# [Your instructions]
Collect every line that includes the string "Berlin".

# [Given records]
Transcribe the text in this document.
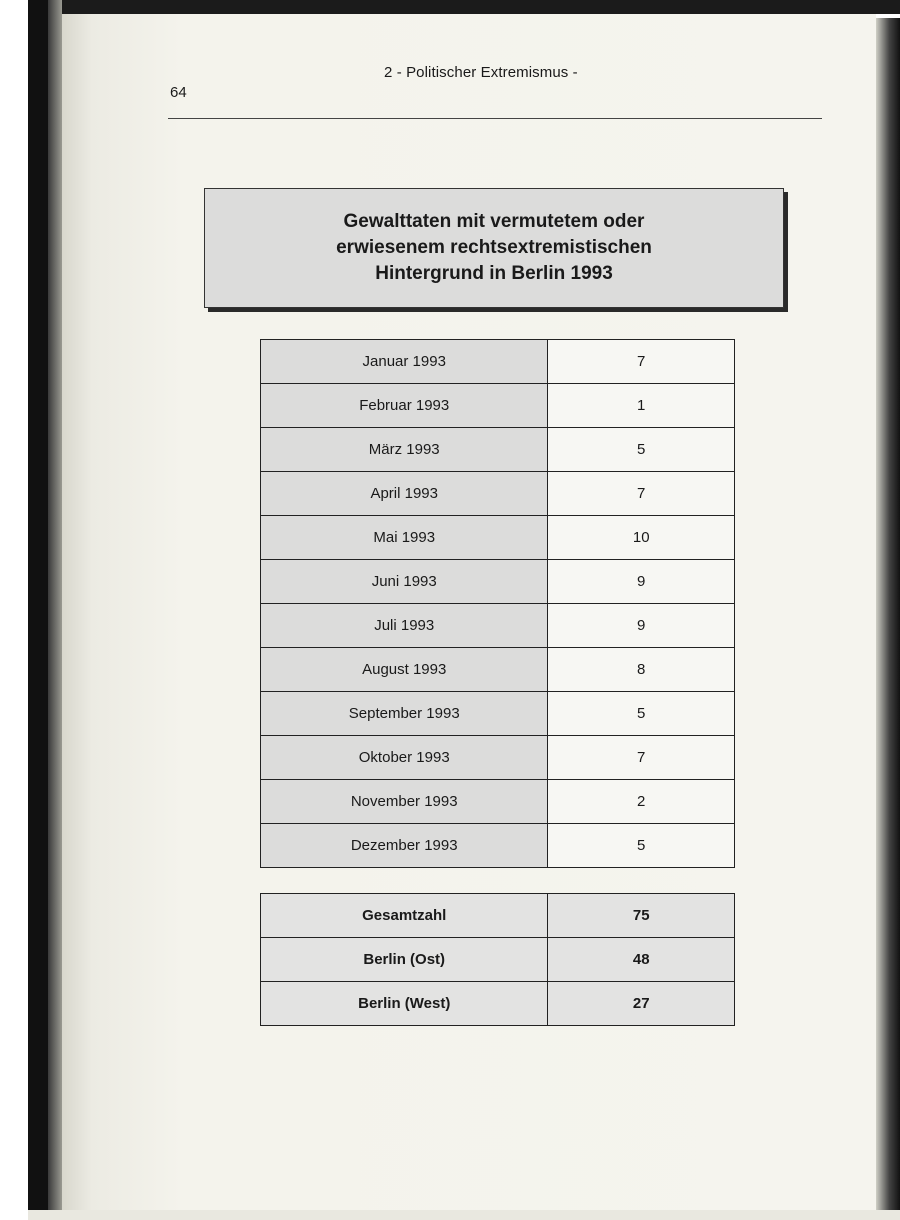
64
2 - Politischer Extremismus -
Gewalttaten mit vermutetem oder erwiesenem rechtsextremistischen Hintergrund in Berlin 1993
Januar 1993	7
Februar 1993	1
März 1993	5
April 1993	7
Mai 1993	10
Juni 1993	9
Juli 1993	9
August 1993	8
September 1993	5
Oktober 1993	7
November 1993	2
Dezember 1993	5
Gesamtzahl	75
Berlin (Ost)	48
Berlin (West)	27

# [Complete response]
Gewalttaten mit vermutetem oder erwiesenem rechtsextremistischen Hintergrund in Berlin 1993
Berlin (Ost)	48
Berlin (West)	27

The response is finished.